Objective —
Please give the rows as a Markdown table with the columns No. and Line, starting with the first line and going on through the line containing "bar-fy25-1 [479,282,514,580]", both included. Number each line and leave out blank lines.

Bounding box entries:

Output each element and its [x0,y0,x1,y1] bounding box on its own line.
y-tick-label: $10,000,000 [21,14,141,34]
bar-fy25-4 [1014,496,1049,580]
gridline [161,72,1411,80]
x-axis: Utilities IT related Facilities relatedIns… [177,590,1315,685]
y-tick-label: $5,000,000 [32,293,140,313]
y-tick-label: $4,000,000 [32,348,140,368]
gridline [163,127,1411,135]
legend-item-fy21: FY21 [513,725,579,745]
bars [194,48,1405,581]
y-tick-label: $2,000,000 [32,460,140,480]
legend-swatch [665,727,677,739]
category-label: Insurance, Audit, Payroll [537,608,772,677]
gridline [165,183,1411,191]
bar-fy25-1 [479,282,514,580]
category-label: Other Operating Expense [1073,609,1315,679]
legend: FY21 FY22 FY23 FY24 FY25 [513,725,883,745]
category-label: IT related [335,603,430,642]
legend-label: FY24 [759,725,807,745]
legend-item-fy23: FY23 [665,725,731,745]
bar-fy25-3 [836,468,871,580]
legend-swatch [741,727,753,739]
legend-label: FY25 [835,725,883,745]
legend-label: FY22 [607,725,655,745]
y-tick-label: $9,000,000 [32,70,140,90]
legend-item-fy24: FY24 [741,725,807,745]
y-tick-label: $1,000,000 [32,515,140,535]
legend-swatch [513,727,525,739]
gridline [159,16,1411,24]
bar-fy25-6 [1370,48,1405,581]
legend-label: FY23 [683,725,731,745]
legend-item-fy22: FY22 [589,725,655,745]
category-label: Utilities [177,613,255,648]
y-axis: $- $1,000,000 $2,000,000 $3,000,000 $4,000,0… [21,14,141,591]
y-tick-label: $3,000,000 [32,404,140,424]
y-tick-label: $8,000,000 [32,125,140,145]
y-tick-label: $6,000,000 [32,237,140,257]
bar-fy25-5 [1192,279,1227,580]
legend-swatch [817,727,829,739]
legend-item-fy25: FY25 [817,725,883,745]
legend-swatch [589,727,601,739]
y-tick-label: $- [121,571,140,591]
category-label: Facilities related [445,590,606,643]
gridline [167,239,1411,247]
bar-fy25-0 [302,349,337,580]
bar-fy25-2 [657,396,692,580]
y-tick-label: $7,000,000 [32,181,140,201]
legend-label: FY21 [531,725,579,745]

Correct result —
| No. | Line |
|---|---|
| 1 | Output each element and its [x0,y0,x1,y1] bounding box on its own line. |
| 2 | y-tick-label: $10,000,000 [21,14,141,34] |
| 3 | bar-fy25-4 [1014,496,1049,580] |
| 4 | gridline [161,72,1411,80] |
| 5 | x-axis: Utilities IT related Facilities relatedIns… [177,590,1315,685] |
| 6 | y-tick-label: $5,000,000 [32,293,140,313] |
| 7 | y-tick-label: $4,000,000 [32,348,140,368] |
| 8 | gridline [163,127,1411,135] |
| 9 | legend-item-fy21: FY21 [513,725,579,745] |
| 10 | bars [194,48,1405,581] |
| 11 | y-tick-label: $2,000,000 [32,460,140,480] |
| 12 | legend-swatch [665,727,677,739] |
| 13 | category-label: Insurance, Audit, Payroll [537,608,772,677] |
| 14 | gridline [165,183,1411,191] |
| 15 | bar-fy25-1 [479,282,514,580] |